• **WORK TO COMPLETE**
Reproduce each line of the listing exactly.

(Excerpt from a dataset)
○ ○ ○

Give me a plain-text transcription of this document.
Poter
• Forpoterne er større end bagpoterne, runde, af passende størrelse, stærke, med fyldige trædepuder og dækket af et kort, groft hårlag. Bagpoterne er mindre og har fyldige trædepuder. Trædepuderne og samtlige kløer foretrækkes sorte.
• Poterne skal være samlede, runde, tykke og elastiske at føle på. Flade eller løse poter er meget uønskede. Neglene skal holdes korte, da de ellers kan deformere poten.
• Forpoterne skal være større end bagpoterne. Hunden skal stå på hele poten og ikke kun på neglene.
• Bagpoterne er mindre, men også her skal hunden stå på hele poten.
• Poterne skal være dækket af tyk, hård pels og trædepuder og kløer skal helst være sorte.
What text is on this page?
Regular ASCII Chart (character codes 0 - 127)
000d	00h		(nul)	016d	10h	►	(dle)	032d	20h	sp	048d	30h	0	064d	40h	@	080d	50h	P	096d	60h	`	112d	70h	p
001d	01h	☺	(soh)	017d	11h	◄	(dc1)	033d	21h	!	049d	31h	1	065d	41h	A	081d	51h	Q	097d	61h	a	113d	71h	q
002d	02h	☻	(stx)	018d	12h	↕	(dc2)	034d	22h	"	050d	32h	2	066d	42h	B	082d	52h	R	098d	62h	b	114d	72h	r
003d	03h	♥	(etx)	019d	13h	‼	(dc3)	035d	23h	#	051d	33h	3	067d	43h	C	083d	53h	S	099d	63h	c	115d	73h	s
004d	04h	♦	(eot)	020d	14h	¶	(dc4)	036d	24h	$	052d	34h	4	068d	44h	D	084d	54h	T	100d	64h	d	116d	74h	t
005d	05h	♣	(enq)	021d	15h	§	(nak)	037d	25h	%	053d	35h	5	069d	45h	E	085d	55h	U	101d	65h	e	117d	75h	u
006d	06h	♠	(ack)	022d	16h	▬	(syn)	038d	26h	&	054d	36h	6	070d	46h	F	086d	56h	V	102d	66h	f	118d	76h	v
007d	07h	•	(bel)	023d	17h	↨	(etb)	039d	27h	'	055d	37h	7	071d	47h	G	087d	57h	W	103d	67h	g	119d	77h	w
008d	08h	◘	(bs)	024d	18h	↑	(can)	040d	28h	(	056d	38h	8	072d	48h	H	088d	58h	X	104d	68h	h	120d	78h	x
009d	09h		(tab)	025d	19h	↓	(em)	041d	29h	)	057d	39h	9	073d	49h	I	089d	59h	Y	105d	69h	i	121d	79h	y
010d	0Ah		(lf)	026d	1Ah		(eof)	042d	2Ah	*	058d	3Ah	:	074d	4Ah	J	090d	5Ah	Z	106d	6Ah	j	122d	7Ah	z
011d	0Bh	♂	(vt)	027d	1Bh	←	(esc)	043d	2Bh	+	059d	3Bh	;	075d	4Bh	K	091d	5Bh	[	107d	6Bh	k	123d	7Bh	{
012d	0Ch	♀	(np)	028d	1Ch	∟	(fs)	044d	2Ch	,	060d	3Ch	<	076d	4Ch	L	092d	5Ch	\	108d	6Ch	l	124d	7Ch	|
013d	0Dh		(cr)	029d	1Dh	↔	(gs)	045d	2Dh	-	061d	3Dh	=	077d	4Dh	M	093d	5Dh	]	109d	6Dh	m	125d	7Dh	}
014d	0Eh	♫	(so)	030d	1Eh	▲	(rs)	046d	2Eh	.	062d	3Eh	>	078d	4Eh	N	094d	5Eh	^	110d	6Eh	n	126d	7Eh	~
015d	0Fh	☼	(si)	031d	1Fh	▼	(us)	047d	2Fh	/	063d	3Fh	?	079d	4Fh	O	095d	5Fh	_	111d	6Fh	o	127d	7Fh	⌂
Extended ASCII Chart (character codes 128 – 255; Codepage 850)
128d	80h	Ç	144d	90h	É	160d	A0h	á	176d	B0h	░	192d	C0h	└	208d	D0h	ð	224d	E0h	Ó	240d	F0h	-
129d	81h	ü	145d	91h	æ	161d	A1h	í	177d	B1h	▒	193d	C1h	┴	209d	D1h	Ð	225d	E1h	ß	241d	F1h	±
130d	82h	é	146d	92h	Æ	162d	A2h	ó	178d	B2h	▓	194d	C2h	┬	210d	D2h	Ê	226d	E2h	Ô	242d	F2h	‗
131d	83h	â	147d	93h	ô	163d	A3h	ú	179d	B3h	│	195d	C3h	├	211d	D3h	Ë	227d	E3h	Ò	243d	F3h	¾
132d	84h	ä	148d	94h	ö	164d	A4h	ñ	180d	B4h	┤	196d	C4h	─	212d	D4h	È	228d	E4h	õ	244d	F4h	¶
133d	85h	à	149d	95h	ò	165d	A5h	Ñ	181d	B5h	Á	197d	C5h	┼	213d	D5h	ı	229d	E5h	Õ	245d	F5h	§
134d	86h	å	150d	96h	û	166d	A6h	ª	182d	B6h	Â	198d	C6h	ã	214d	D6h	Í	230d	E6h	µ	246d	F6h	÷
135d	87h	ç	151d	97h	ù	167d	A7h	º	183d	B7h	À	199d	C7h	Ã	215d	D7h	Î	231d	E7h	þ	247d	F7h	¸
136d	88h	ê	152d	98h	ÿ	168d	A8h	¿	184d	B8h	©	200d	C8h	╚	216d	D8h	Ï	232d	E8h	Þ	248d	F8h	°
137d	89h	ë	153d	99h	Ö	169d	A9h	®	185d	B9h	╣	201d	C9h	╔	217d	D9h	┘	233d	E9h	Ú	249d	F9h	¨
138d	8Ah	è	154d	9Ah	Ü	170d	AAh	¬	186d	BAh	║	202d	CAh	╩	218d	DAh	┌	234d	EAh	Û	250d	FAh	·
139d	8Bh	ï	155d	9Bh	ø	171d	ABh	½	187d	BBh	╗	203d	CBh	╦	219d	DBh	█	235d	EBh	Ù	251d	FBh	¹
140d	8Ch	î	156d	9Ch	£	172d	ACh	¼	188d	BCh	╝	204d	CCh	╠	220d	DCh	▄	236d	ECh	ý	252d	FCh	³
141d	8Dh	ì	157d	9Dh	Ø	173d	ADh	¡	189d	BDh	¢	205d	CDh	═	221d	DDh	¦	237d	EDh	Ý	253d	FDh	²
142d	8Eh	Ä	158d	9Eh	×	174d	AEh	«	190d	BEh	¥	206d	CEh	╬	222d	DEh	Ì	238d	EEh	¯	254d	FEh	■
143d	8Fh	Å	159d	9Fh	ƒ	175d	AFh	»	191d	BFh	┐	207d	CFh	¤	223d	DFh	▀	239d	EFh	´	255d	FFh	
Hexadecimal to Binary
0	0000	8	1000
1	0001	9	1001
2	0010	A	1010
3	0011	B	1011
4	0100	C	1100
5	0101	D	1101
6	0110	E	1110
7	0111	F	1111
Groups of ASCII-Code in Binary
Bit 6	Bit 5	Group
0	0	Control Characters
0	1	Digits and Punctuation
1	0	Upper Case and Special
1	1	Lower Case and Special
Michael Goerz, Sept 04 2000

○ ○ ○

• **ANSWER**
Give me a plain-text transcription of this document.
Poter
• Forpoterne er større end bagpoterne, runde, af passende størrelse, stærke, med fyldige trædepuder og dækket af et kort, groft hårlag. Bagpoterne er mindre og har fyldige trædepuder. Trædepuderne og samtlige kløer foretrækkes sorte.
• Poterne skal være samlede, runde, tykke og elastiske at føle på. Flade eller løse poter er meget uønskede. Neglene skal holdes korte, da de ellers kan deformere poten.
• Forpoterne skal være større end bagpoterne. Hunden skal stå på hele poten og ikke kun på neglene.
• Bagpoterne er mindre, men også her skal hunden stå på hele poten.
• Poterne skal være dækket af tyk, hård pels og trædepuder og kløer skal helst være sorte.
What text is on this page?
Regular ASCII Chart (character codes 0 - 127)
000d	00h		(nul)	016d	10h	►	(dle)	032d	20h	sp	048d	30h	0	064d	40h	@	080d	50h	P	096d	60h	`	112d	70h	p
001d	01h	☺	(soh)	017d	11h	◄	(dc1)	033d	21h	!	049d	31h	1	065d	41h	A	081d	51h	Q	097d	61h	a	113d	71h	q
002d	02h	☻	(stx)	018d	12h	↕	(dc2)	034d	22h	"	050d	32h	2	066d	42h	B	082d	52h	R	098d	62h	b	114d	72h	r
003d	03h	♥	(etx)	019d	13h	‼	(dc3)	035d	23h	#	051d	33h	3	067d	43h	C	083d	53h	S	099d	63h	c	115d	73h	s
004d	04h	♦	(eot)	020d	14h	¶	(dc4)	036d	24h	$	052d	34h	4	068d	44h	D	084d	54h	T	100d	64h	d	116d	74h	t
005d	05h	♣	(enq)	021d	15h	§	(nak)	037d	25h	%	053d	35h	5	069d	45h	E	085d	55h	U	101d	65h	e	117d	75h	u
006d	06h	♠	(ack)	022d	16h	▬	(syn)	038d	26h	&	054d	36h	6	070d	46h	F	086d	56h	V	102d	66h	f	118d	76h	v
007d	07h	•	(bel)	023d	17h	↨	(etb)	039d	27h	'	055d	37h	7	071d	47h	G	087d	57h	W	103d	67h	g	119d	77h	w
008d	08h	◘	(bs)	024d	18h	↑	(can)	040d	28h	(	056d	38h	8	072d	48h	H	088d	58h	X	104d	68h	h	120d	78h	x
009d	09h		(tab)	025d	19h	↓	(em)	041d	29h	)	057d	39h	9	073d	49h	I	089d	59h	Y	105d	69h	i	121d	79h	y
010d	0Ah		(lf)	026d	1Ah		(eof)	042d	2Ah	*	058d	3Ah	:	074d	4Ah	J	090d	5Ah	Z	106d	6Ah	j	122d	7Ah	z
011d	0Bh	♂	(vt)	027d	1Bh	←	(esc)	043d	2Bh	+	059d	3Bh	;	075d	4Bh	K	091d	5Bh	[	107d	6Bh	k	123d	7Bh	{
012d	0Ch	♀	(np)	028d	1Ch	∟	(fs)	044d	2Ch	,	060d	3Ch	<	076d	4Ch	L	092d	5Ch	\	108d	6Ch	l	124d	7Ch	|
013d	0Dh		(cr)	029d	1Dh	↔	(gs)	045d	2Dh	-	061d	3Dh	=	077d	4Dh	M	093d	5Dh	]	109d	6Dh	m	125d	7Dh	}
014d	0Eh	♫	(so)	030d	1Eh	▲	(rs)	046d	2Eh	.	062d	3Eh	>	078d	4Eh	N	094d	5Eh	^	110d	6Eh	n	126d	7Eh	~
015d	0Fh	☼	(si)	031d	1Fh	▼	(us)	047d	2Fh	/	063d	3Fh	?	079d	4Fh	O	095d	5Fh	_	111d	6Fh	o	127d	7Fh	⌂
Extended ASCII Chart (character codes 128 – 255; Codepage 850)
128d	80h	Ç	144d	90h	É	160d	A0h	á	176d	B0h	░	192d	C0h	└	208d	D0h	ð	224d	E0h	Ó	240d	F0h	-
129d	81h	ü	145d	91h	æ	161d	A1h	í	177d	B1h	▒	193d	C1h	┴	209d	D1h	Ð	225d	E1h	ß	241d	F1h	±
130d	82h	é	146d	92h	Æ	162d	A2h	ó	178d	B2h	▓	194d	C2h	┬	210d	D2h	Ê	226d	E2h	Ô	242d	F2h	‗
131d	83h	â	147d	93h	ô	163d	A3h	ú	179d	B3h	│	195d	C3h	├	211d	D3h	Ë	227d	E3h	Ò	243d	F3h	¾
132d	84h	ä	148d	94h	ö	164d	A4h	ñ	180d	B4h	┤	196d	C4h	─	212d	D4h	È	228d	E4h	õ	244d	F4h	¶
133d	85h	à	149d	95h	ò	165d	A5h	Ñ	181d	B5h	Á	197d	C5h	┼	213d	D5h	ı	229d	E5h	Õ	245d	F5h	§
134d	86h	å	150d	96h	û	166d	A6h	ª	182d	B6h	Â	198d	C6h	ã	214d	D6h	Í	230d	E6h	µ	246d	F6h	÷
135d	87h	ç	151d	97h	ù	167d	A7h	º	183d	B7h	À	199d	C7h	Ã	215d	D7h	Î	231d	E7h	þ	247d	F7h	¸
136d	88h	ê	152d	98h	ÿ	168d	A8h	¿	184d	B8h	©	200d	C8h	╚	216d	D8h	Ï	232d	E8h	Þ	248d	F8h	°
137d	89h	ë	153d	99h	Ö	169d	A9h	®	185d	B9h	╣	201d	C9h	╔	217d	D9h	┘	233d	E9h	Ú	249d	F9h	¨
138d	8Ah	è	154d	9Ah	Ü	170d	AAh	¬	186d	BAh	║	202d	CAh	╩	218d	DAh	┌	234d	EAh	Û	250d	FAh	·
139d	8Bh	ï	155d	9Bh	ø	171d	ABh	½	187d	BBh	╗	203d	CBh	╦	219d	DBh	█	235d	EBh	Ù	251d	FBh	¹
140d	8Ch	î	156d	9Ch	£	172d	ACh	¼	188d	BCh	╝	204d	CCh	╠	220d	DCh	▄	236d	ECh	ý	252d	FCh	³
141d	8Dh	ì	157d	9Dh	Ø	173d	ADh	¡	189d	BDh	¢	205d	CDh	═	221d	DDh	¦	237d	EDh	Ý	253d	FDh	²
142d	8Eh	Ä	158d	9Eh	×	174d	AEh	«	190d	BEh	¥	206d	CEh	╬	222d	DEh	Ì	238d	EEh	¯	254d	FEh	■
143d	8Fh	Å	159d	9Fh	ƒ	175d	AFh	»	191d	BFh	┐	207d	CFh	¤	223d	DFh	▀	239d	EFh	´	255d	FFh	
Hexadecimal to Binary
0	0000	8	1000
1	0001	9	1001
2	0010	A	1010
3	0011	B	1011
4	0100	C	1100
5	0101	D	1101
6	0110	E	1110
7	0111	F	1111
Groups of ASCII-Code in Binary
Bit 6	Bit 5	Group
0	0	Control Characters
0	1	Digits and Punctuation
1	0	Upper Case and Special
1	1	Lower Case and Special
Michael Goerz, Sept 04 2000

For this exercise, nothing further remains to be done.